-- start --
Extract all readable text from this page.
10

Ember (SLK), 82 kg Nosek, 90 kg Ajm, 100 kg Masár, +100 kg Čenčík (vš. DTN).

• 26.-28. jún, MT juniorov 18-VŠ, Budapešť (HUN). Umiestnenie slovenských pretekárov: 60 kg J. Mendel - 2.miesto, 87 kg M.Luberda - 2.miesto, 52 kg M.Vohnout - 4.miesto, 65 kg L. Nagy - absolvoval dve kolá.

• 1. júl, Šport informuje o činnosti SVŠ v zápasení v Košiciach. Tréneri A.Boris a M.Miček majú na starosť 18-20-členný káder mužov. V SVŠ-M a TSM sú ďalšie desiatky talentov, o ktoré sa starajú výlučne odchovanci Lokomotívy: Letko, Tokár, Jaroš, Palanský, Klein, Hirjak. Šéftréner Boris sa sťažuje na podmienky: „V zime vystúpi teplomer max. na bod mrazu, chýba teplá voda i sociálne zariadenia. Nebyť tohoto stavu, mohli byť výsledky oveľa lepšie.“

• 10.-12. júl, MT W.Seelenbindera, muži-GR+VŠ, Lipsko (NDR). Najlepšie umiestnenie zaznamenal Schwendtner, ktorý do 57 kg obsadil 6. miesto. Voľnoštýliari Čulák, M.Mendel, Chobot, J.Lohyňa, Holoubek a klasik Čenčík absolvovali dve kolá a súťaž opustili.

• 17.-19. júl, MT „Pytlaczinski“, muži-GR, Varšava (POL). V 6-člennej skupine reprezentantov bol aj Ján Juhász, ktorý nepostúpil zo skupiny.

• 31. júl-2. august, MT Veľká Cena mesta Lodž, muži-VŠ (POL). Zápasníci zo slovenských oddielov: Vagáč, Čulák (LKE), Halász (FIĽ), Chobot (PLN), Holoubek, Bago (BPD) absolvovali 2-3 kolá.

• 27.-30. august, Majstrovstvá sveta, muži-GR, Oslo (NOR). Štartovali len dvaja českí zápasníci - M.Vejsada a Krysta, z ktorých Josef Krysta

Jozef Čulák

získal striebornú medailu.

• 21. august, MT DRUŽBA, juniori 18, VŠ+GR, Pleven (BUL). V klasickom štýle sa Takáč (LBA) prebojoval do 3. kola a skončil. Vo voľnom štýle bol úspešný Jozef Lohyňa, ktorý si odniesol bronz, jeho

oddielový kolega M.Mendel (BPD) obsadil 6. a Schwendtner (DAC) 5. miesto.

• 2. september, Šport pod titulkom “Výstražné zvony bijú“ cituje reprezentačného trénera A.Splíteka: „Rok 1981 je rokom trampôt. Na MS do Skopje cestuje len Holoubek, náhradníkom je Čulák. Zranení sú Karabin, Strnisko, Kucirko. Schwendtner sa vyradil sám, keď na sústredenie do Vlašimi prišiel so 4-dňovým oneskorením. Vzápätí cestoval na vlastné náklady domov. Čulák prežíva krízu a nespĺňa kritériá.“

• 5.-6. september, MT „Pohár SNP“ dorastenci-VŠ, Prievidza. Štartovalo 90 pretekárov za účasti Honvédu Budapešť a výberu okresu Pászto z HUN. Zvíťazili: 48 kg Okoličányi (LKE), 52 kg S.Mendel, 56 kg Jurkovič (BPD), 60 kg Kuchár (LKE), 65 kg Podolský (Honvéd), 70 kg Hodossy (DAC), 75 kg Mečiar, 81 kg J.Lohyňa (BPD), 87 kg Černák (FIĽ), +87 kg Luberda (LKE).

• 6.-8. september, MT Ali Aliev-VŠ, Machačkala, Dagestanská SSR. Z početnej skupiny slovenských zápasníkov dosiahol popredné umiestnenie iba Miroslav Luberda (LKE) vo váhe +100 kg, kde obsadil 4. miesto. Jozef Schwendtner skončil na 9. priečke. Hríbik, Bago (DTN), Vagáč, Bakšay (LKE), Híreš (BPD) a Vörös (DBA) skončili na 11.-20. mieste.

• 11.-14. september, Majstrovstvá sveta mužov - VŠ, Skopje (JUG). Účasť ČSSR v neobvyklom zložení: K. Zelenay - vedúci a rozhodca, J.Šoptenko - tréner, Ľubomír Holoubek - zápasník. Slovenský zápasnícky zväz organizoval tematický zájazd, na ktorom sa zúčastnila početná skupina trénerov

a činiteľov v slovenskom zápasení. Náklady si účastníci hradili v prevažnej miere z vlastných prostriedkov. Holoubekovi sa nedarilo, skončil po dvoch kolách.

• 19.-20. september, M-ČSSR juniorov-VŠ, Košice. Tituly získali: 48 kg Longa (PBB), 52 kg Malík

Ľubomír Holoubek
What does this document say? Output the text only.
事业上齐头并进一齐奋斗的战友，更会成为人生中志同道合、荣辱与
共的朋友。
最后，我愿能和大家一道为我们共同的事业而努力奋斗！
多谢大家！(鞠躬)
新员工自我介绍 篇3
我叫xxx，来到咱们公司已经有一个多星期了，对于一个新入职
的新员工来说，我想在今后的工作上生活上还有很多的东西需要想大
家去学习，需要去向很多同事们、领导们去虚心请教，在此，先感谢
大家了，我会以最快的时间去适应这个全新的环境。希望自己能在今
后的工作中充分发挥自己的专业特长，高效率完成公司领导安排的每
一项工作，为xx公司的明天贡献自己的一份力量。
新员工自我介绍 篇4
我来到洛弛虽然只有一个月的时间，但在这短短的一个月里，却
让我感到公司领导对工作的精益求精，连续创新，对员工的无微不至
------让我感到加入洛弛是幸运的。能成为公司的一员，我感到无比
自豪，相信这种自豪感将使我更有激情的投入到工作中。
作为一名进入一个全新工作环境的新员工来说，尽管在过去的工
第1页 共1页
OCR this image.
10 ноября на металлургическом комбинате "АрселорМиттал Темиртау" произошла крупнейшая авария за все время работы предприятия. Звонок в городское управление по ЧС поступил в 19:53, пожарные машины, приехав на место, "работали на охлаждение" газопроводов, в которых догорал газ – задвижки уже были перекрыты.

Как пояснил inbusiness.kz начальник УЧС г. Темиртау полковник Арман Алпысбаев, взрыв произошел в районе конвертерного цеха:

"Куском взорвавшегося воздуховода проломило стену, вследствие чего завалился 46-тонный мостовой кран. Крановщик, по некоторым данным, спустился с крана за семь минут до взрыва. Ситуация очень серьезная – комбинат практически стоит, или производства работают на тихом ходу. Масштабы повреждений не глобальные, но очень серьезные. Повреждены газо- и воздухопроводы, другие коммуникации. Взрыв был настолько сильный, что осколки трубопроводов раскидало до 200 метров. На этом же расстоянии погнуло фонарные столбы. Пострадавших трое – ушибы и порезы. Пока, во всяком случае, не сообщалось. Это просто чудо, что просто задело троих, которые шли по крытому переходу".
-- end --
_Objective_
Set down every line of the listing above again, exactly as given.

_Written answer_
Extract all readable text from this page.
10

Ember (SLK), 82 kg Nosek, 90 kg Ajm, 100 kg Masár, +100 kg Čenčík (vš. DTN).

• 26.-28. jún, MT juniorov 18-VŠ, Budapešť (HUN). Umiestnenie slovenských pretekárov: 60 kg J. Mendel - 2.miesto, 87 kg M.Luberda - 2.miesto, 52 kg M.Vohnout - 4.miesto, 65 kg L. Nagy - absolvoval dve kolá.

• 1. júl, Šport informuje o činnosti SVŠ v zápasení v Košiciach. Tréneri A.Boris a M.Miček majú na starosť 18-20-členný káder mužov. V SVŠ-M a TSM sú ďalšie desiatky talentov, o ktoré sa starajú výlučne odchovanci Lokomotívy: Letko, Tokár, Jaroš, Palanský, Klein, Hirjak. Šéftréner Boris sa sťažuje na podmienky: „V zime vystúpi teplomer max. na bod mrazu, chýba teplá voda i sociálne zariadenia. Nebyť tohoto stavu, mohli byť výsledky oveľa lepšie.“

• 10.-12. júl, MT W.Seelenbindera, muži-GR+VŠ, Lipsko (NDR). Najlepšie umiestnenie zaznamenal Schwendtner, ktorý do 57 kg obsadil 6. miesto. Voľnoštýliari Čulák, M.Mendel, Chobot, J.Lohyňa, Holoubek a klasik Čenčík absolvovali dve kolá a súťaž opustili.

• 17.-19. júl, MT „Pytlaczinski“, muži-GR, Varšava (POL). V 6-člennej skupine reprezentantov bol aj Ján Juhász, ktorý nepostúpil zo skupiny.

• 31. júl-2. august, MT Veľká Cena mesta Lodž, muži-VŠ (POL). Zápasníci zo slovenských oddielov: Vagáč, Čulák (LKE), Halász (FIĽ), Chobot (PLN), Holoubek, Bago (BPD) absolvovali 2-3 kolá.

• 27.-30. august, Majstrovstvá sveta, muži-GR, Oslo (NOR). Štartovali len dvaja českí zápasníci - M.Vejsada a Krysta, z ktorých Josef Krysta

Jozef Čulák

získal striebornú medailu.

• 21. august, MT DRUŽBA, juniori 18, VŠ+GR, Pleven (BUL). V klasickom štýle sa Takáč (LBA) prebojoval do 3. kola a skončil. Vo voľnom štýle bol úspešný Jozef Lohyňa, ktorý si odniesol bronz, jeho

oddielový kolega M.Mendel (BPD) obsadil 6. a Schwendtner (DAC) 5. miesto.

• 2. september, Šport pod titulkom “Výstražné zvony bijú“ cituje reprezentačného trénera A.Splíteka: „Rok 1981 je rokom trampôt. Na MS do Skopje cestuje len Holoubek, náhradníkom je Čulák. Zranení sú Karabin, Strnisko, Kucirko. Schwendtner sa vyradil sám, keď na sústredenie do Vlašimi prišiel so 4-dňovým oneskorením. Vzápätí cestoval na vlastné náklady domov. Čulák prežíva krízu a nespĺňa kritériá.“

• 5.-6. september, MT „Pohár SNP“ dorastenci-VŠ, Prievidza. Štartovalo 90 pretekárov za účasti Honvédu Budapešť a výberu okresu Pászto z HUN. Zvíťazili: 48 kg Okoličányi (LKE), 52 kg S.Mendel, 56 kg Jurkovič (BPD), 60 kg Kuchár (LKE), 65 kg Podolský (Honvéd), 70 kg Hodossy (DAC), 75 kg Mečiar, 81 kg J.Lohyňa (BPD), 87 kg Černák (FIĽ), +87 kg Luberda (LKE).

• 6.-8. september, MT Ali Aliev-VŠ, Machačkala, Dagestanská SSR. Z početnej skupiny slovenských zápasníkov dosiahol popredné umiestnenie iba Miroslav Luberda (LKE) vo váhe +100 kg, kde obsadil 4. miesto. Jozef Schwendtner skončil na 9. priečke. Hríbik, Bago (DTN), Vagáč, Bakšay (LKE), Híreš (BPD) a Vörös (DBA) skončili na 11.-20. mieste.

• 11.-14. september, Majstrovstvá sveta mužov - VŠ, Skopje (JUG). Účasť ČSSR v neobvyklom zložení: K. Zelenay - vedúci a rozhodca, J.Šoptenko - tréner, Ľubomír Holoubek - zápasník. Slovenský zápasnícky zväz organizoval tematický zájazd, na ktorom sa zúčastnila početná skupina trénerov

a činiteľov v slovenskom zápasení. Náklady si účastníci hradili v prevažnej miere z vlastných prostriedkov. Holoubekovi sa nedarilo, skončil po dvoch kolách.

• 19.-20. september, M-ČSSR juniorov-VŠ, Košice. Tituly získali: 48 kg Longa (PBB), 52 kg Malík

Ľubomír Holoubek
What does this document say? Output the text only.
事业上齐头并进一齐奋斗的战友，更会成为人生中志同道合、荣辱与
共的朋友。
最后，我愿能和大家一道为我们共同的事业而努力奋斗！
多谢大家！(鞠躬)
新员工自我介绍 篇3
我叫xxx，来到咱们公司已经有一个多星期了，对于一个新入职
的新员工来说，我想在今后的工作上生活上还有很多的东西需要想大
家去学习，需要去向很多同事们、领导们去虚心请教，在此，先感谢
大家了，我会以最快的时间去适应这个全新的环境。希望自己能在今
后的工作中充分发挥自己的专业特长，高效率完成公司领导安排的每
一项工作，为xx公司的明天贡献自己的一份力量。
新员工自我介绍 篇4
我来到洛弛虽然只有一个月的时间，但在这短短的一个月里，却
让我感到公司领导对工作的精益求精，连续创新，对员工的无微不至
------让我感到加入洛弛是幸运的。能成为公司的一员，我感到无比
自豪，相信这种自豪感将使我更有激情的投入到工作中。
作为一名进入一个全新工作环境的新员工来说，尽管在过去的工
第1页 共1页
OCR this image.
10 ноября на металлургическом комбинате "АрселорМиттал Темиртау" произошла крупнейшая авария за все время работы предприятия. Звонок в городское управление по ЧС поступил в 19:53, пожарные машины, приехав на место, "работали на охлаждение" газопроводов, в которых догорал газ – задвижки уже были перекрыты.

Как пояснил inbusiness.kz начальник УЧС г. Темиртау полковник Арман Алпысбаев, взрыв произошел в районе конвертерного цеха:

"Куском взорвавшегося воздуховода проломило стену, вследствие чего завалился 46-тонный мостовой кран. Крановщик, по некоторым данным, спустился с крана за семь минут до взрыва. Ситуация очень серьезная – комбинат практически стоит, или производства работают на тихом ходу. Масштабы повреждений не глобальные, но очень серьезные. Повреждены газо- и воздухопроводы, другие коммуникации. Взрыв был настолько сильный, что осколки трубопроводов раскидало до 200 метров. На этом же расстоянии погнуло фонарные столбы. Пострадавших трое – ушибы и порезы. Пока, во всяком случае, не сообщалось. Это просто чудо, что просто задело троих, которые шли по крытому переходу".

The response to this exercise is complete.